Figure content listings
Begin
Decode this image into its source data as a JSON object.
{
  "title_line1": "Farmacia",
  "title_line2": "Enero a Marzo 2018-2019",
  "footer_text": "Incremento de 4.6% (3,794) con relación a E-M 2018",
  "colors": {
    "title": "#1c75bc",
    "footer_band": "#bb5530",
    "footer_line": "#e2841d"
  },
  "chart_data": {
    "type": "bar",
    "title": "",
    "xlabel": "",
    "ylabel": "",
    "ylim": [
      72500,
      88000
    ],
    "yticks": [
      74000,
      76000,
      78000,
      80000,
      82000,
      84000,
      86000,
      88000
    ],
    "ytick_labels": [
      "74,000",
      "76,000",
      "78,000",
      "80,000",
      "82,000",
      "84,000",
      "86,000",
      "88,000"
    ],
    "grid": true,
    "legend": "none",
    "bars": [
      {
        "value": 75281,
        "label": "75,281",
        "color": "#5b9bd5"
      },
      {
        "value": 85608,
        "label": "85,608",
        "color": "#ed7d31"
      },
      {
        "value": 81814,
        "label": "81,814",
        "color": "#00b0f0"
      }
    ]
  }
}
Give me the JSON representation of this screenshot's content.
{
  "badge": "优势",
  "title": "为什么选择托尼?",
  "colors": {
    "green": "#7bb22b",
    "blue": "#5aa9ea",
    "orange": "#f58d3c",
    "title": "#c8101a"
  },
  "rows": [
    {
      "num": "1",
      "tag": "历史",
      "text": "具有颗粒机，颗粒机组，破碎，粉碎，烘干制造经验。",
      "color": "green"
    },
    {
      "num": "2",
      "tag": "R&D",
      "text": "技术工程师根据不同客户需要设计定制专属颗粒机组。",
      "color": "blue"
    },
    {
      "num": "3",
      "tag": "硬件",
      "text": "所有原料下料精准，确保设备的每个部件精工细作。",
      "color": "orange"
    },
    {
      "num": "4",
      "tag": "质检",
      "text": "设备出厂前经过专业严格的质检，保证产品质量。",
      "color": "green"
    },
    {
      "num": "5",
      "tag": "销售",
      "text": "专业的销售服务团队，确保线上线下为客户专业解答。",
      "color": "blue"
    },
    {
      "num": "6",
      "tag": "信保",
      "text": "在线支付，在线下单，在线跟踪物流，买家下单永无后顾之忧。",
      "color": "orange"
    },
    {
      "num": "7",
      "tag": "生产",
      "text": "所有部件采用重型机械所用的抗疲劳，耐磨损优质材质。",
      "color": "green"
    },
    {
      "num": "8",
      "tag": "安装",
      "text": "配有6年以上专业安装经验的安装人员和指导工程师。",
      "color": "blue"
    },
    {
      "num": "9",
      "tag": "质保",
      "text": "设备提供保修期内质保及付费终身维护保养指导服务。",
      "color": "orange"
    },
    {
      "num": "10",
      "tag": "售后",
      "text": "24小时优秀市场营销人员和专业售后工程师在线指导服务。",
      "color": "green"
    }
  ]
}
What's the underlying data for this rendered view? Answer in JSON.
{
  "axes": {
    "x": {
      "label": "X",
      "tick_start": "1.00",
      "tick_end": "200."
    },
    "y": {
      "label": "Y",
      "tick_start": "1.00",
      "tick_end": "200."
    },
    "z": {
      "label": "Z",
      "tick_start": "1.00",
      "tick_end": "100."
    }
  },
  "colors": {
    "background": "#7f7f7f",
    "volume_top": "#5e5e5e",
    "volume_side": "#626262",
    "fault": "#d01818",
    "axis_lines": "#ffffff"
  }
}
End
SET TASK |
Gather every line containing the word "JSON" and copy it.

RESPONSE TO THE TASK |
Decode this image into its source data as a JSON object.
Give me the JSON representation of this screenshot's content.
What's the underlying data for this rendered view? Answer in JSON.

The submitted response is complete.